■ **WHAT IS NEEDED**: Rewrite the lines from the one containing "Patent image size: (956, 1241)." through the one containing "The wheel 9-3 is at (155, 826).", replacing "schematic diagram" with "simplified diagram" and leaving everything else unchanged.

■ **EXERCISE DATA**:
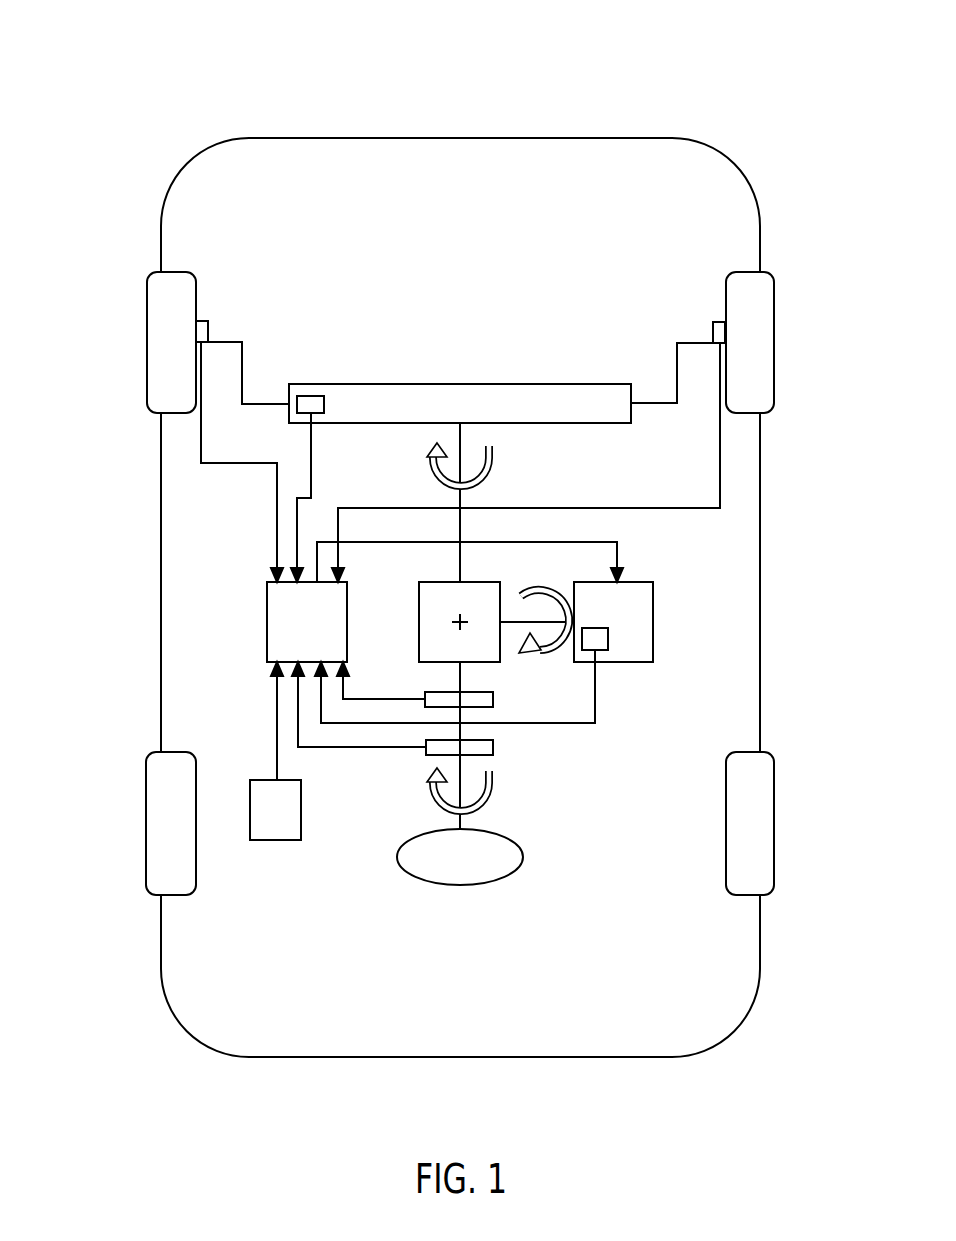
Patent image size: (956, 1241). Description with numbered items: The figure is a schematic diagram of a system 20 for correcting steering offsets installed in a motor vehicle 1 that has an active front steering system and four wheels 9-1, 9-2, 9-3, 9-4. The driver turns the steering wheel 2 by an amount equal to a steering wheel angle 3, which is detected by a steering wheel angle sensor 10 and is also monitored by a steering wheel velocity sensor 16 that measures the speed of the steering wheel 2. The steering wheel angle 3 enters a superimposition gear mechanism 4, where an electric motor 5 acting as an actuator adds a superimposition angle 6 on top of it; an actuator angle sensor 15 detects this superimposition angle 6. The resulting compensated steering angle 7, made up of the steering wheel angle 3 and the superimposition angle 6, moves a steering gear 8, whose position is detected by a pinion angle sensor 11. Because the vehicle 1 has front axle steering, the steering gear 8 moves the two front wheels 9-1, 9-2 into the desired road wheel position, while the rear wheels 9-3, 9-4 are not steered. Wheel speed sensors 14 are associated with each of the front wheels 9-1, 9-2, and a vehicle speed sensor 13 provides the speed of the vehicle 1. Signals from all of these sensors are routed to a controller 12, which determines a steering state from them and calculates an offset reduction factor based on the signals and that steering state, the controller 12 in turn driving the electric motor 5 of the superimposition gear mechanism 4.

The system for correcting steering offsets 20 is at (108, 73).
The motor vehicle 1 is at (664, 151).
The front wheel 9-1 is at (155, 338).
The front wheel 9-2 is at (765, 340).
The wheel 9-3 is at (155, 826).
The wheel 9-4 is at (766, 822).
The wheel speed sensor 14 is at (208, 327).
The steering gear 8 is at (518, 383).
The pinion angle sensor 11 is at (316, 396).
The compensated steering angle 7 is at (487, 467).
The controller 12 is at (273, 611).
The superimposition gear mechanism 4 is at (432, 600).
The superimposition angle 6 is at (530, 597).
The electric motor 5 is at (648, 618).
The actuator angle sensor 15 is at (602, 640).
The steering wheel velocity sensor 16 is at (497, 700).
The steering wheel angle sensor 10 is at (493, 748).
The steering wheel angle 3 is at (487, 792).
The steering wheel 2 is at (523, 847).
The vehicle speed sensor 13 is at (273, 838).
---
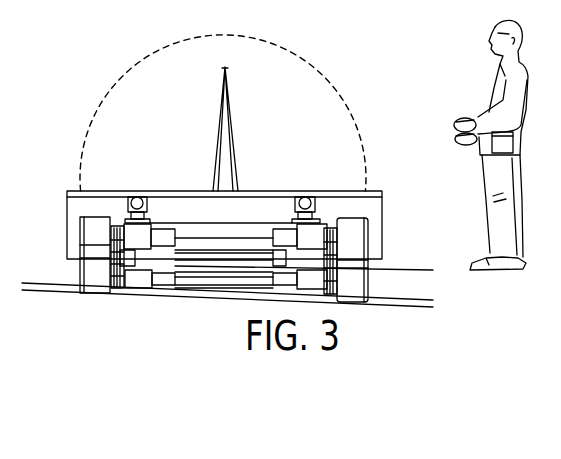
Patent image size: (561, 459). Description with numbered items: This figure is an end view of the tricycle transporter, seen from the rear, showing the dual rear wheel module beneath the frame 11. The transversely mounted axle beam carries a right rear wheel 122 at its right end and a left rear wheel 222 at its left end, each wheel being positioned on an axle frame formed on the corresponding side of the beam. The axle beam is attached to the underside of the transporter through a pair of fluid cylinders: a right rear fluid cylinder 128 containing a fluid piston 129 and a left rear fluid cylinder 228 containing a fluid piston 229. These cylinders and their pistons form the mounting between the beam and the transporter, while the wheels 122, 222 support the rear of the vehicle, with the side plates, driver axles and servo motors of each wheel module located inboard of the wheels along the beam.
* * *
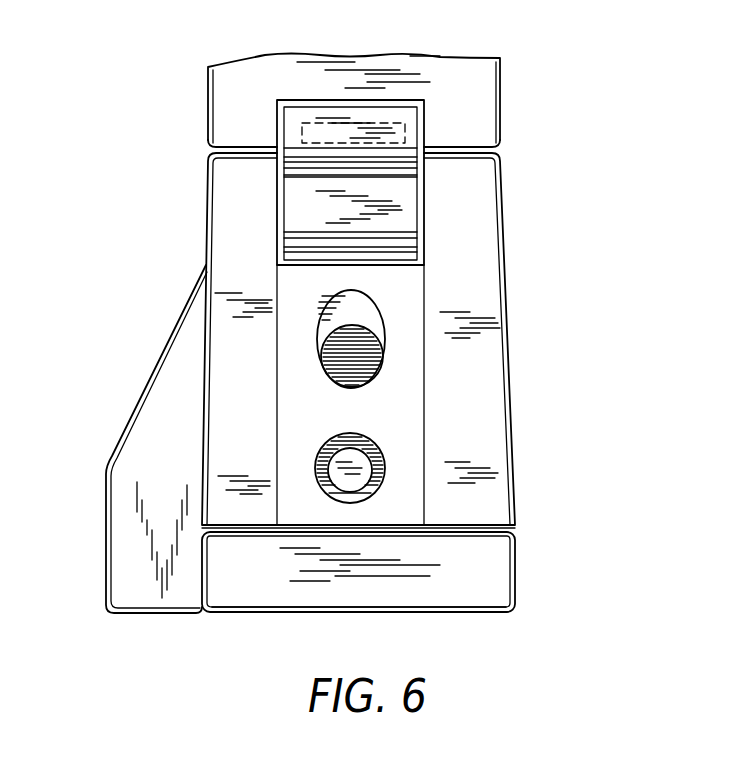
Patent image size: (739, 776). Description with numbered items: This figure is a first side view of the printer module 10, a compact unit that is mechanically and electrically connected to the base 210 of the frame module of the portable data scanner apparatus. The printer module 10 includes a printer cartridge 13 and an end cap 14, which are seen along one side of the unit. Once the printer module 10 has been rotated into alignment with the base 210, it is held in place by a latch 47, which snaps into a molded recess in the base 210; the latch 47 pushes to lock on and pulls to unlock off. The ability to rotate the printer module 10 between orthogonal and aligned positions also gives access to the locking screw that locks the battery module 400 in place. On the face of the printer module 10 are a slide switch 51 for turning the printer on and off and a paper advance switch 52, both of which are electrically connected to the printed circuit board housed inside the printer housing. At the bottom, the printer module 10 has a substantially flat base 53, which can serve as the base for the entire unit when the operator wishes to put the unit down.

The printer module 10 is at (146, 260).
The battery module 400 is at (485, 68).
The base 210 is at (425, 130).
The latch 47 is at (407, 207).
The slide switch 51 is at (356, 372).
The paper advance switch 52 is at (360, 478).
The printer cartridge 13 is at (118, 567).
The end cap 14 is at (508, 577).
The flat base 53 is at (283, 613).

■ **WORKED ANSWER**:
Patent image size: (956, 1241). Description with numbered items: The figure is a simplified diagram of a system 20 for correcting steering offsets installed in a motor vehicle 1 that has an active front steering system and four wheels 9-1, 9-2, 9-3, 9-4. The driver turns the steering wheel 2 by an amount equal to a steering wheel angle 3, which is detected by a steering wheel angle sensor 10 and is also monitored by a steering wheel velocity sensor 16 that measures the speed of the steering wheel 2. The steering wheel angle 3 enters a superimposition gear mechanism 4, where an electric motor 5 acting as an actuator adds a superimposition angle 6 on top of it; an actuator angle sensor 15 detects this superimposition angle 6. The resulting compensated steering angle 7, made up of the steering wheel angle 3 and the superimposition angle 6, moves a steering gear 8, whose position is detected by a pinion angle sensor 11. Because the vehicle 1 has front axle steering, the steering gear 8 moves the two front wheels 9-1, 9-2 into the desired road wheel position, while the rear wheels 9-3, 9-4 are not steered. Wheel speed sensors 14 are associated with each of the front wheels 9-1, 9-2, and a vehicle speed sensor 13 provides the speed of the vehicle 1. Signals from all of these sensors are routed to a controller 12, which determines a steering state from them and calculates an offset reduction factor based on the signals and that steering state, the controller 12 in turn driving the electric motor 5 of the superimposition gear mechanism 4.

The system for correcting steering offsets 20 is at (108, 73).
The motor vehicle 1 is at (664, 151).
The front wheel 9-1 is at (155, 338).
The front wheel 9-2 is at (765, 340).
The wheel 9-3 is at (155, 826).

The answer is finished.